◆ Source data
• • • •

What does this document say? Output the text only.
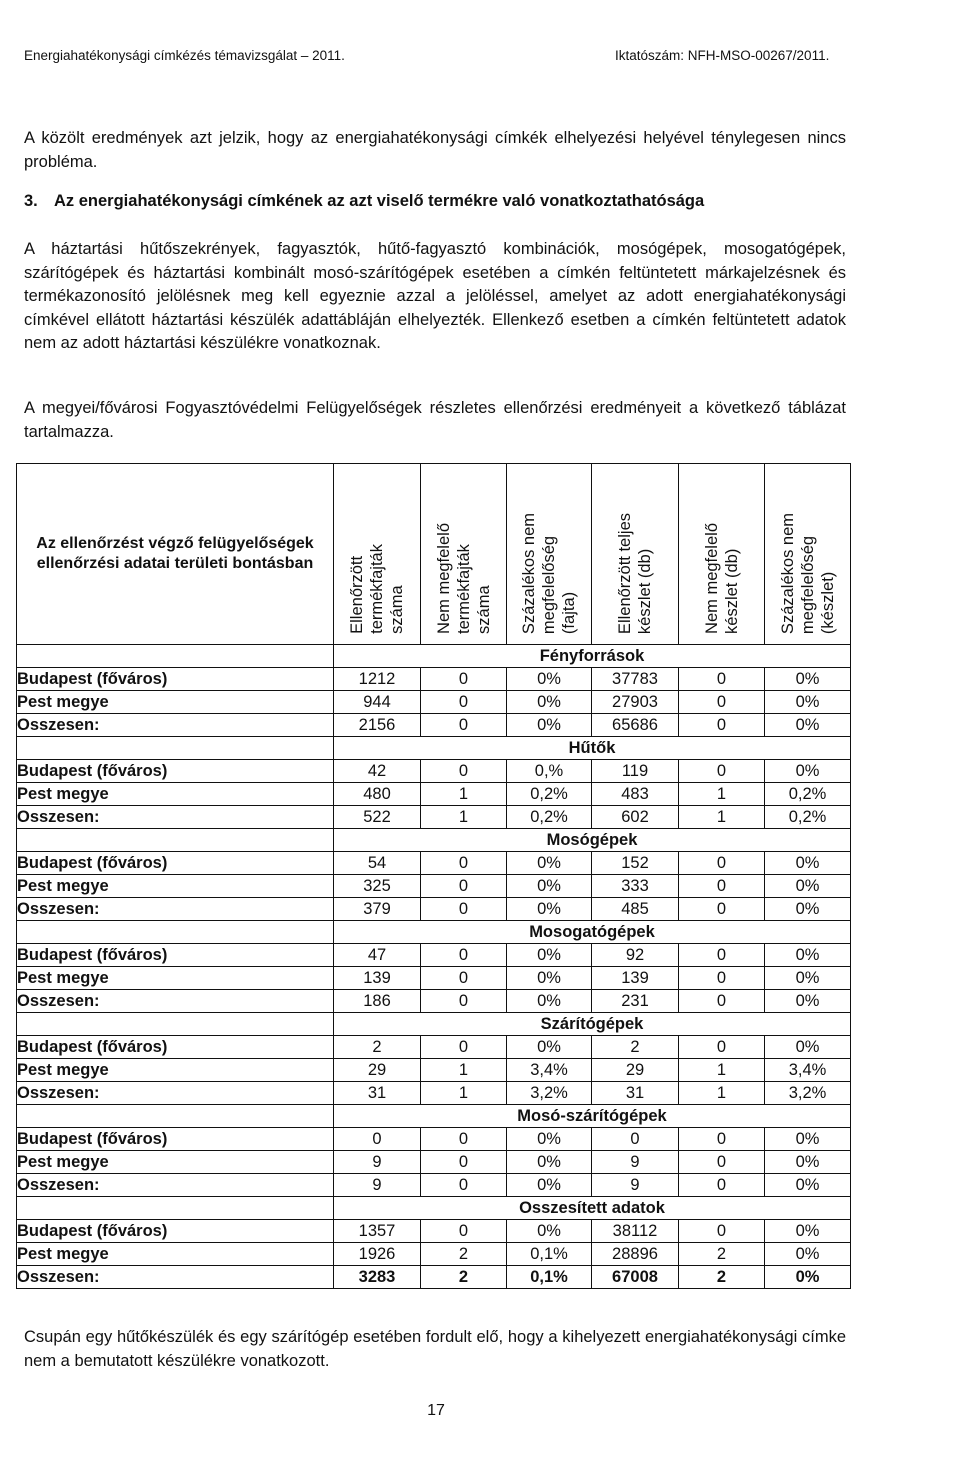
Energiahatékonysági címkézés témavizsgálat – 2011.	Iktatószám: NFH-MSO-00267/2011.

A közölt eredmények azt jelzik, hogy az energiahatékonysági címkék elhelyezési helyével ténylegesen nincs probléma.

3. Az energiahatékonysági címkének az azt viselő termékre való vonatkoztathatósága

A háztartási hűtőszekrények, fagyasztók, hűtő-fagyasztó kombinációk, mosógépek, mosogatógépek, szárítógépek és háztartási kombinált mosó-szárítógépek esetében a címkén feltüntetett márkajelzésnek és termékazonosító jelölésnek meg kell egyeznie azzal a jelöléssel, amelyet az adott energiahatékonysági címkével ellátott háztartási készülék adattábláján elhelyezték. Ellenkező esetben a címkén feltüntetett adatok nem az adott háztartási készülékre vonatkoznak.

A megyei/fővárosi Fogyasztóvédelmi Felügyelőségek részletes ellenőrzési eredményeit a következő táblázat tartalmazza.

Az ellenőrzést végző felügyelőségek ellenőrzési adatai területi bontásban	Ellenőrzött
termékfajták
száma	Nem megfelelő
termékfajták
száma	Százalékos nem
megfelelőség
(fajta)	Ellenőrzött teljes
készlet (db)	Nem megfelelő
készlet (db)	Százalékos nem
megfelelőség
(készlet)

	Fényforrások					
Budapest (főváros)	1212	0	0%	37783	0	0%
Pest megye	944	0	0%	27903	0	0%
Osszesen:	2156	0	0%	65686	0	0%
	Hűtők					
Budapest (főváros)	42	0	0,%	119	0	0%
Pest megye	480	1	0,2%	483	1	0,2%
Osszesen:	522	1	0,2%	602	1	0,2%
	Mosógépek					
Budapest (főváros)	54	0	0%	152	0	0%
Pest megye	325	0	0%	333	0	0%
Osszesen:	379	0	0%	485	0	0%
	Mosogatógépek					
Budapest (főváros)	47	0	0%	92	0	0%
Pest megye	139	0	0%	139	0	0%
Osszesen:	186	0	0%	231	0	0%
	Szárítógépek					
Budapest (főváros)	2	0	0%	2	0	0%
Pest megye	29	1	3,4%	29	1	3,4%
Osszesen:	31	1	3,2%	31	1	3,2%
	Mosó-szárítógépek					
Budapest (főváros)	0	0	0%	0	0	0%
Pest megye	9	0	0%	9	0	0%
Osszesen:	9	0	0%	9	0	0%
	Osszesített adatok					
Budapest (főváros)	1357	0	0%	38112	0	0%
Pest megye	1926	2	0,1%	28896	2	0%
Osszesen:	3283	2	0,1%	67008	2	0%

Csupán egy hűtőkészülék és egy szárítógép esetében fordult elő, hogy a kihelyezett energiahatékonysági címke nem a bemutatott készülékre vonatkozott.

17
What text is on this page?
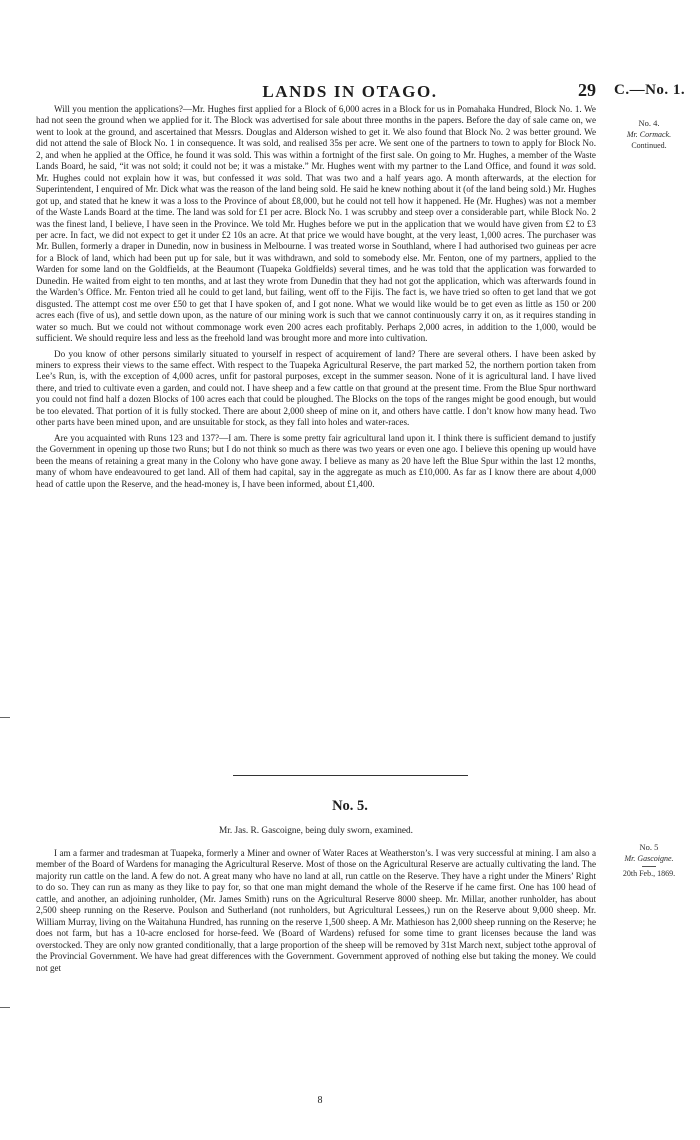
LANDS IN OTAGO.	29 C.—No. 1.
No. 4.
Mr. Cormack.
Continued.

Will you mention the applications?—Mr. Hughes first applied for a Block of 6,000 acres in a Block for us in Pomahaka Hundred, Block No. 1. We had not seen the ground when we applied for it. The Block was advertised for sale about three months in the papers. Before the day of sale came on, we went to look at the ground, and ascertained that Messrs. Douglas and Alderson wished to get it. We also found that Block No. 2 was better ground. We did not attend the sale of Block No. 1 in consequence. It was sold, and realised 35s per acre. We sent one of the partners to town to apply for Block No. 2, and when he applied at the Office, he found it was sold. This was within a fortnight of the first sale. On going to Mr. Hughes, a member of the Waste Lands Board, he said, “it was not sold; it could not be; it was a mistake.” Mr. Hughes went with my partner to the Land Office, and found it was sold. Mr. Hughes could not explain how it was, but confessed it was sold. That was two and a half years ago. A month afterwards, at the election for Superintendent, I enquired of Mr. Dick what was the reason of the land being sold. He said he knew nothing about it (of the land being sold.) Mr. Hughes got up, and stated that he knew it was a loss to the Province of about £8,000, but he could not tell how it happened. He (Mr. Hughes) was not a member of the Waste Lands Board at the time. The land was sold for £1 per acre. Block No. 1 was scrubby and steep over a considerable part, while Block No. 2 was the finest land, I believe, I have seen in the Province. We told Mr. Hughes before we put in the application that we would have given from £2 to £3 per acre. In fact, we did not expect to get it under £2 10s an acre. At that price we would have bought, at the very least, 1,000 acres. The purchaser was Mr. Bullen, formerly a draper in Dunedin, now in business in Melbourne. I was treated worse in Southland, where I had authorised two guineas per acre for a Block of land, which had been put up for sale, but it was withdrawn, and sold to somebody else. Mr. Fenton, one of my partners, applied to the Warden for some land on the Goldfields, at the Beaumont (Tuapeka Goldfields) several times, and he was told that the application was forwarded to Dunedin. He waited from eight to ten months, and at last they wrote from Dunedin that they had not got the application, which was afterwards found in the Warden’s Office. Mr. Fenton tried all he could to get land, but failing, went off to the Fijis. The fact is, we have tried so often to get land that we got disgusted. The attempt cost me over £50 to get that I have spoken of, and I got none. What we would like would be to get even as little as 150 or 200 acres each (five of us), and settle down upon, as the nature of our mining work is such that we cannot continuously carry it on, as it requires standing in water so much. But we could not without commonage work even 200 acres each profitably. Perhaps 2,000 acres, in addition to the 1,000, would be sufficient. We should require less and less as the freehold land was brought more and more into cultivation.

Do you know of other persons similarly situated to yourself in respect of acquirement of land? There are several others. I have been asked by miners to express their views to the same effect. With respect to the Tuapeka Agricultural Reserve, the part marked 52, the northern portion taken from Lee’s Run, is, with the exception of 4,000 acres, unfit for pastoral purposes, except in the summer season. None of it is agricultural land. I have lived there, and tried to cultivate even a garden, and could not. I have sheep and a few cattle on that ground at the present time. From the Blue Spur northward you could not find half a dozen Blocks of 100 acres each that could be ploughed. The Blocks on the tops of the ranges might be good enough, but would be too elevated. That portion of it is fully stocked. There are about 2,000 sheep of mine on it, and others have cattle. I don’t know how many head. Two other parts have been mined upon, and are unsuitable for stock, as they fall into holes and water-races.

Are you acquainted with Runs 123 and 137?—I am. There is some pretty fair agricultural land upon it. I think there is sufficient demand to justify the Government in opening up those two Runs; but I do not think so much as there was two years or even one ago. I believe this opening up would have been the means of retaining a great many in the Colony who have gone away. I believe as many as 20 have left the Blue Spur within the last 12 months, many of whom have endeavoured to get land. All of them had capital, say in the aggregate as much as £10,000. As far as I know there are about 4,000 head of cattle upon the Reserve, and the head-money is, I have been informed, about £1,400.

No. 5.
Mr. Jas. R. Gascoigne, being duly sworn, examined.
No. 5
Mr. Gascoigne.
20th Feb., 1869.

I am a farmer and tradesman at Tuapeka, formerly a Miner and owner of Water Races at Weatherston’s. I was very successful at mining. I am also a member of the Board of Wardens for managing the Agricultural Reserve. Most of those on the Agricultural Reserve are actually cultivating the land. The majority run cattle on the land. A few do not. A great many who have no land at all, run cattle on the Reserve. They have a right under the Miners’ Right to do so. They can run as many as they like to pay for, so that one man might demand the whole of the Reserve if he came first. One has 100 head of cattle, and another, an adjoining runholder, (Mr. James Smith) runs on the Agricultural Reserve 8000 sheep. Mr. Millar, another runholder, has about 2,500 sheep running on the Reserve. Poulson and Sutherland (not runholders, but Agricultural Lessees,) run on the Reserve about 9,000 sheep. Mr. William Murray, living on the Waitahuna Hundred, has running on the reserve 1,500 sheep. A Mr. Mathieson has 2,000 sheep running on the Reserve; he does not farm, but has a 10-acre enclosed for horse-feed. We (Board of Wardens) refused for some time to grant licenses because the land was overstocked. They are only now granted conditionally, that a large proportion of the sheep will be removed by 31st March next, subject tothe approval of the Provincial Government. We have had great differences with the Government. Government approved of nothing else but taking the money. We could not get

8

• • • •

◆ Exercise prompt
None of the pictures should appear; repeat the records exactly otherwise.

◆ In response
What does this document say? Output the text only.
Energiahatékonysági címkézés témavizsgálat – 2011.	Iktatószám: NFH-MSO-00267/2011.

A közölt eredmények azt jelzik, hogy az energiahatékonysági címkék elhelyezési helyével ténylegesen nincs probléma.

3. Az energiahatékonysági címkének az azt viselő termékre való vonatkoztathatósága

A háztartási hűtőszekrények, fagyasztók, hűtő-fagyasztó kombinációk, mosógépek, mosogatógépek, szárítógépek és háztartási kombinált mosó-szárítógépek esetében a címkén feltüntetett márkajelzésnek és termékazonosító jelölésnek meg kell egyeznie azzal a jelöléssel, amelyet az adott energiahatékonysági címkével ellátott háztartási készülék adattábláján elhelyezték. Ellenkező esetben a címkén feltüntetett adatok nem az adott háztartási készülékre vonatkoznak.

A megyei/fővárosi Fogyasztóvédelmi Felügyelőségek részletes ellenőrzési eredményeit a következő táblázat tartalmazza.

Az ellenőrzést végző felügyelőségek ellenőrzési adatai területi bontásban	Ellenőrzött
termékfajták
száma	Nem megfelelő
termékfajták
száma	Százalékos nem
megfelelőség
(fajta)	Ellenőrzött teljes
készlet (db)	Nem megfelelő
készlet (db)	Százalékos nem
megfelelőség
(készlet)

	Fényforrások					
Budapest (főváros)	1212	0	0%	37783	0	0%
Pest megye	944	0	0%	27903	0	0%
Osszesen:	2156	0	0%	65686	0	0%
	Hűtők					
Budapest (főváros)	42	0	0,%	119	0	0%
Pest megye	480	1	0,2%	483	1	0,2%
Osszesen:	522	1	0,2%	602	1	0,2%
	Mosógépek					
Budapest (főváros)	54	0	0%	152	0	0%
Pest megye	325	0	0%	333	0	0%
Osszesen:	379	0	0%	485	0	0%
	Mosogatógépek					
Budapest (főváros)	47	0	0%	92	0	0%
Pest megye	139	0	0%	139	0	0%
Osszesen:	186	0	0%	231	0	0%
	Szárítógépek					
Budapest (főváros)	2	0	0%	2	0	0%
Pest megye	29	1	3,4%	29	1	3,4%
Osszesen:	31	1	3,2%	31	1	3,2%
	Mosó-szárítógépek					
Budapest (főváros)	0	0	0%	0	0	0%
Pest megye	9	0	0%	9	0	0%
Osszesen:	9	0	0%	9	0	0%
	Osszesített adatok					
Budapest (főváros)	1357	0	0%	38112	0	0%
Pest megye	1926	2	0,1%	28896	2	0%
Osszesen:	3283	2	0,1%	67008	2	0%

Csupán egy hűtőkészülék és egy szárítógép esetében fordult elő, hogy a kihelyezett energiahatékonysági címke nem a bemutatott készülékre vonatkozott.

17
What text is on this page?
LANDS IN OTAGO.	29 C.—No. 1.
No. 4.
Mr. Cormack.
Continued.

Will you mention the applications?—Mr. Hughes first applied for a Block of 6,000 acres in a Block for us in Pomahaka Hundred, Block No. 1. We had not seen the ground when we applied for it. The Block was advertised for sale about three months in the papers. Before the day of sale came on, we went to look at the ground, and ascertained that Messrs. Douglas and Alderson wished to get it. We also found that Block No. 2 was better ground. We did not attend the sale of Block No. 1 in consequence. It was sold, and realised 35s per acre. We sent one of the partners to town to apply for Block No. 2, and when he applied at the Office, he found it was sold. This was within a fortnight of the first sale. On going to Mr. Hughes, a member of the Waste Lands Board, he said, “it was not sold; it could not be; it was a mistake.” Mr. Hughes went with my partner to the Land Office, and found it was sold. Mr. Hughes could not explain how it was, but confessed it was sold. That was two and a half years ago. A month afterwards, at the election for Superintendent, I enquired of Mr. Dick what was the reason of the land being sold. He said he knew nothing about it (of the land being sold.) Mr. Hughes got up, and stated that he knew it was a loss to the Province of about £8,000, but he could not tell how it happened. He (Mr. Hughes) was not a member of the Waste Lands Board at the time. The land was sold for £1 per acre. Block No. 1 was scrubby and steep over a considerable part, while Block No. 2 was the finest land, I believe, I have seen in the Province. We told Mr. Hughes before we put in the application that we would have given from £2 to £3 per acre. In fact, we did not expect to get it under £2 10s an acre. At that price we would have bought, at the very least, 1,000 acres. The purchaser was Mr. Bullen, formerly a draper in Dunedin, now in business in Melbourne. I was treated worse in Southland, where I had authorised two guineas per acre for a Block of land, which had been put up for sale, but it was withdrawn, and sold to somebody else. Mr. Fenton, one of my partners, applied to the Warden for some land on the Goldfields, at the Beaumont (Tuapeka Goldfields) several times, and he was told that the application was forwarded to Dunedin. He waited from eight to ten months, and at last they wrote from Dunedin that they had not got the application, which was afterwards found in the Warden’s Office. Mr. Fenton tried all he could to get land, but failing, went off to the Fijis. The fact is, we have tried so often to get land that we got disgusted. The attempt cost me over £50 to get that I have spoken of, and I got none. What we would like would be to get even as little as 150 or 200 acres each (five of us), and settle down upon, as the nature of our mining work is such that we cannot continuously carry it on, as it requires standing in water so much. But we could not without commonage work even 200 acres each profitably. Perhaps 2,000 acres, in addition to the 1,000, would be sufficient. We should require less and less as the freehold land was brought more and more into cultivation.

Do you know of other persons similarly situated to yourself in respect of acquirement of land? There are several others. I have been asked by miners to express their views to the same effect. With respect to the Tuapeka Agricultural Reserve, the part marked 52, the northern portion taken from Lee’s Run, is, with the exception of 4,000 acres, unfit for pastoral purposes, except in the summer season. None of it is agricultural land. I have lived there, and tried to cultivate even a garden, and could not. I have sheep and a few cattle on that ground at the present time. From the Blue Spur northward you could not find half a dozen Blocks of 100 acres each that could be ploughed. The Blocks on the tops of the ranges might be good enough, but would be too elevated. That portion of it is fully stocked. There are about 2,000 sheep of mine on it, and others have cattle. I don’t know how many head. Two other parts have been mined upon, and are unsuitable for stock, as they fall into holes and water-races.

Are you acquainted with Runs 123 and 137?—I am. There is some pretty fair agricultural land upon it. I think there is sufficient demand to justify the Government in opening up those two Runs; but I do not think so much as there was two years or even one ago. I believe this opening up would have been the means of retaining a great many in the Colony who have gone away. I believe as many as 20 have left the Blue Spur within the last 12 months, many of whom have endeavoured to get land. All of them had capital, say in the aggregate as much as £10,000. As far as I know there are about 4,000 head of cattle upon the Reserve, and the head-money is, I have been informed, about £1,400.

No. 5.
Mr. Jas. R. Gascoigne, being duly sworn, examined.
No. 5
Mr. Gascoigne.
20th Feb., 1869.

I am a farmer and tradesman at Tuapeka, formerly a Miner and owner of Water Races at Weatherston’s. I was very successful at mining. I am also a member of the Board of Wardens for managing the Agricultural Reserve. Most of those on the Agricultural Reserve are actually cultivating the land. The majority run cattle on the land. A few do not. A great many who have no land at all, run cattle on the Reserve. They have a right under the Miners’ Right to do so. They can run as many as they like to pay for, so that one man might demand the whole of the Reserve if he came first. One has 100 head of cattle, and another, an adjoining runholder, (Mr. James Smith) runs on the Agricultural Reserve 8000 sheep. Mr. Millar, another runholder, has about 2,500 sheep running on the Reserve. Poulson and Sutherland (not runholders, but Agricultural Lessees,) run on the Reserve about 9,000 sheep. Mr. William Murray, living on the Waitahuna Hundred, has running on the reserve 1,500 sheep. A Mr. Mathieson has 2,000 sheep running on the Reserve; he does not farm, but has a 10-acre enclosed for horse-feed. We (Board of Wardens) refused for some time to grant licenses because the land was overstocked. They are only now granted conditionally, that a large proportion of the sheep will be removed by 31st March next, subject tothe approval of the Provincial Government. We have had great differences with the Government. Government approved of nothing else but taking the money. We could not get

8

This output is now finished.